--- BEGIN Data records ---
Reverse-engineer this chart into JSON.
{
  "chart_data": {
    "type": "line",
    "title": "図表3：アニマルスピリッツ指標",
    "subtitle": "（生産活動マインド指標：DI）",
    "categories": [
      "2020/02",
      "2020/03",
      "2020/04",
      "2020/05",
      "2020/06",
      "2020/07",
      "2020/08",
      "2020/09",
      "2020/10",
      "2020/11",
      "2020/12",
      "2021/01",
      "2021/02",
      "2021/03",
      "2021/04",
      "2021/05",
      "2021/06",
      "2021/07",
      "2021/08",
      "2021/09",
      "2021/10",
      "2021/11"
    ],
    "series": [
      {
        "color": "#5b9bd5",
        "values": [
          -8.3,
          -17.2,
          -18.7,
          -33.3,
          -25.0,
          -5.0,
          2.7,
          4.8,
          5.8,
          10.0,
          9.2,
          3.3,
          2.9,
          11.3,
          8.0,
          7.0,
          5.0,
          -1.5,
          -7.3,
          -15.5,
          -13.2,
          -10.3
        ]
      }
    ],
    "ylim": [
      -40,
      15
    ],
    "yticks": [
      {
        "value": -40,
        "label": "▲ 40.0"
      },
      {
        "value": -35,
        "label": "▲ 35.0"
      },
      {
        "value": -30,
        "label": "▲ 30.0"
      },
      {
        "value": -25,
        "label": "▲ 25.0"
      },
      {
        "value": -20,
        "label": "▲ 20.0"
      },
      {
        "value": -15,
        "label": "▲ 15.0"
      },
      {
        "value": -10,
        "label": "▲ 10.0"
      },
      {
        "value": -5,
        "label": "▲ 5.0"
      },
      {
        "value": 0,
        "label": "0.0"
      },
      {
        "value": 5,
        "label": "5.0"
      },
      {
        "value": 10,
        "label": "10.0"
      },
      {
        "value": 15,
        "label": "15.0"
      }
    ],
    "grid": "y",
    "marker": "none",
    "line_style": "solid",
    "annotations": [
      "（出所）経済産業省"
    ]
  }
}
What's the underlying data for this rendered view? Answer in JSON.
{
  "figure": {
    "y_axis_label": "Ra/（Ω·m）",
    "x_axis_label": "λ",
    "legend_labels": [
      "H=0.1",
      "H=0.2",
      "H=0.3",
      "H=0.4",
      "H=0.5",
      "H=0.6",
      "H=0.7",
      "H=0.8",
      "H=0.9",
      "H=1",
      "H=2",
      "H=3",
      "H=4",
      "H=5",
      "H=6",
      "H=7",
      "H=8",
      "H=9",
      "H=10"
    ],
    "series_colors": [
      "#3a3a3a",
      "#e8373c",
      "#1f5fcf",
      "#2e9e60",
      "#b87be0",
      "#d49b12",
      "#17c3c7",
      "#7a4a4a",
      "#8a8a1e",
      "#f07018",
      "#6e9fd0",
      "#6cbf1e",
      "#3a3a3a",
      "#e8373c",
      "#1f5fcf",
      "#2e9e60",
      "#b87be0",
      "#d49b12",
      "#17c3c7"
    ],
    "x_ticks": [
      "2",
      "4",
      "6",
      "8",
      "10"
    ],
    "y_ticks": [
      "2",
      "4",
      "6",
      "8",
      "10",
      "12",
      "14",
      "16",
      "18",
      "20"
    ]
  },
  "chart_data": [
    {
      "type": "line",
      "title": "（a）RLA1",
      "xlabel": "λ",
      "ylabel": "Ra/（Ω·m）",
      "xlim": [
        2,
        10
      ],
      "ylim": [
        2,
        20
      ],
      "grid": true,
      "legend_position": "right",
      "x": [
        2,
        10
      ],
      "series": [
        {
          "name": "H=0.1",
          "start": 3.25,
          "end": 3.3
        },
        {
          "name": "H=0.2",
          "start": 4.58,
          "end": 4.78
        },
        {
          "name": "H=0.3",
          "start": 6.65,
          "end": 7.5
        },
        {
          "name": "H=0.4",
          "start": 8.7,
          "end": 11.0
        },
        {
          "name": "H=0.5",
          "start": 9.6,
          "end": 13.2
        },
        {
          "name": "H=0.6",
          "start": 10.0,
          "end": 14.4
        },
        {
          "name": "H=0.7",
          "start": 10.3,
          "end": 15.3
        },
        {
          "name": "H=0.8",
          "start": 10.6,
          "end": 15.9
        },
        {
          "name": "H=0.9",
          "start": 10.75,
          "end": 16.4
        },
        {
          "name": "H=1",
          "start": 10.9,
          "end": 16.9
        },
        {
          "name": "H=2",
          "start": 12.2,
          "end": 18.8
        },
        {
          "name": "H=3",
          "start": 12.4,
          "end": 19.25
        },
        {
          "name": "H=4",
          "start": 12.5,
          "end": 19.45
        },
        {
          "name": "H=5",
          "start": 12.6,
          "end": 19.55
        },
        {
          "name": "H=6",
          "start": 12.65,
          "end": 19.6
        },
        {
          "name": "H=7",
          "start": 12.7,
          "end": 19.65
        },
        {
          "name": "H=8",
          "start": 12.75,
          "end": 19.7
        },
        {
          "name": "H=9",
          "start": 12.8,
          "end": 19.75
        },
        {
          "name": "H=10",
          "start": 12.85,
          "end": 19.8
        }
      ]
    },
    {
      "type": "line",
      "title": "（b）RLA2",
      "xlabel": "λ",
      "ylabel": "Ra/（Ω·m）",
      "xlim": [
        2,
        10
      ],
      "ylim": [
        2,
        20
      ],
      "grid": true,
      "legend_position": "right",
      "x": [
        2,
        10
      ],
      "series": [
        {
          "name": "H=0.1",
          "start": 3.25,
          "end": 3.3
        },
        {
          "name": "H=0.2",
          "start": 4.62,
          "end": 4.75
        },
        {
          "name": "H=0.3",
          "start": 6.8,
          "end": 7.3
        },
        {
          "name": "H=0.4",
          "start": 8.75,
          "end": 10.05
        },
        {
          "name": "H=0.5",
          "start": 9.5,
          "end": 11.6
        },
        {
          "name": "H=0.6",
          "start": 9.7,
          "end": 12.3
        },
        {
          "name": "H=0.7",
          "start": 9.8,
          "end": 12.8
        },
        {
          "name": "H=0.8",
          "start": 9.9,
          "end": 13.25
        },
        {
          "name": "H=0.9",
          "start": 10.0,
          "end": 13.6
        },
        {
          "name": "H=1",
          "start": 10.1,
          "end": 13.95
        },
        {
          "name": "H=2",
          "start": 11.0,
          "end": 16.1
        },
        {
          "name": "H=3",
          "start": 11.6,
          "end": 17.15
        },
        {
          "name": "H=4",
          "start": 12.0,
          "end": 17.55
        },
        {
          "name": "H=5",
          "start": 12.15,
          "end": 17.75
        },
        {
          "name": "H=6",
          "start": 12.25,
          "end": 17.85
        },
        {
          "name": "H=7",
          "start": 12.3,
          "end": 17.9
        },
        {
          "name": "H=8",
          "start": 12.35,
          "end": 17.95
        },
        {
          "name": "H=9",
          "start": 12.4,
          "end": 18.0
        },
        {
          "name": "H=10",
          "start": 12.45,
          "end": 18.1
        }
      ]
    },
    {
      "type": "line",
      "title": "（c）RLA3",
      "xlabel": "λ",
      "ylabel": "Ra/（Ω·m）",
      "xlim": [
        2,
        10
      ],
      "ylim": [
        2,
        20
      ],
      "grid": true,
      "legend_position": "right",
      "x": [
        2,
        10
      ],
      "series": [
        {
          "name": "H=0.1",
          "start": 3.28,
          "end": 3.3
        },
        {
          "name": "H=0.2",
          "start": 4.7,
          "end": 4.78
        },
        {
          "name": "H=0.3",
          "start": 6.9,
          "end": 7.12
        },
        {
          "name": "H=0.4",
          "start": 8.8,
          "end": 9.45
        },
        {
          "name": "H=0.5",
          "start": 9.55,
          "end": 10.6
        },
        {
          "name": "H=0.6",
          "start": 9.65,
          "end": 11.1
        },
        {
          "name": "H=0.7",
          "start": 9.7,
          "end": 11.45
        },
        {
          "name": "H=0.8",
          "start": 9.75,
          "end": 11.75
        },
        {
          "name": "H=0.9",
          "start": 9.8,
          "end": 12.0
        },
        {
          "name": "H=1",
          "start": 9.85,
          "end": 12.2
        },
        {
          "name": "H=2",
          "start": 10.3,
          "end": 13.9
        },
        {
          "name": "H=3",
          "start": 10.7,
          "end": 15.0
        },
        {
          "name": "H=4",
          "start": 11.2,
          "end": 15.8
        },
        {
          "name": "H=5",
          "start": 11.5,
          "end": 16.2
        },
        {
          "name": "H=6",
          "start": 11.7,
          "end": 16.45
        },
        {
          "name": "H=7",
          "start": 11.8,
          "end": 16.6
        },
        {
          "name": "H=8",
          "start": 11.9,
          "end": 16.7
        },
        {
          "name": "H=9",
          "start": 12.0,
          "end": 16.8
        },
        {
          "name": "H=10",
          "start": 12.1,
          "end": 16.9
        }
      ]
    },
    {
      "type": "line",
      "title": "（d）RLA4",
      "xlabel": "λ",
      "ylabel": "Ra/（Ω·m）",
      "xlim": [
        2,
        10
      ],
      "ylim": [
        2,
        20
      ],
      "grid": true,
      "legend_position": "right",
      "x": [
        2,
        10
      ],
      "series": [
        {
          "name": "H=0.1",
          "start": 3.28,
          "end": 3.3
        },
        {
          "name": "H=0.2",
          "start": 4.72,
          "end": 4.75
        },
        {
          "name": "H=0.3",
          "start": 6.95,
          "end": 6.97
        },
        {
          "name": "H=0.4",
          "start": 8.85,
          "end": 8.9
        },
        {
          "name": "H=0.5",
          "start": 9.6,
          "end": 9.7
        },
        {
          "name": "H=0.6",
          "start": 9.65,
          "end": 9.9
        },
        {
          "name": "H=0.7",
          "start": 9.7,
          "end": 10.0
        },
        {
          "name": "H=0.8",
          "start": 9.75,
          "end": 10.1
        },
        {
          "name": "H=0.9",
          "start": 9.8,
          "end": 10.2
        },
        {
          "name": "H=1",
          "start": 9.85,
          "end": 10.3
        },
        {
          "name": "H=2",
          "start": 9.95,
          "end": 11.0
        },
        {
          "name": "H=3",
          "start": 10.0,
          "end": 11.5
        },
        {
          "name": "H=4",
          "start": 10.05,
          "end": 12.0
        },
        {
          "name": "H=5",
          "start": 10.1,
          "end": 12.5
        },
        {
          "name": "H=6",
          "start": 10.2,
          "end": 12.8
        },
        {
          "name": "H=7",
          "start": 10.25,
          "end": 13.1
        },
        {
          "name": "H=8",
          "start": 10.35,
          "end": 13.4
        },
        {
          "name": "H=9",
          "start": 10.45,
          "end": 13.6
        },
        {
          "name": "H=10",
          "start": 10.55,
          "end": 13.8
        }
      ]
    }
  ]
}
--- END Data records ---
• **What you will do**:
Determine the number of lines in these entries that contain the word "JSON", and write only that number.

• **Written response**:
2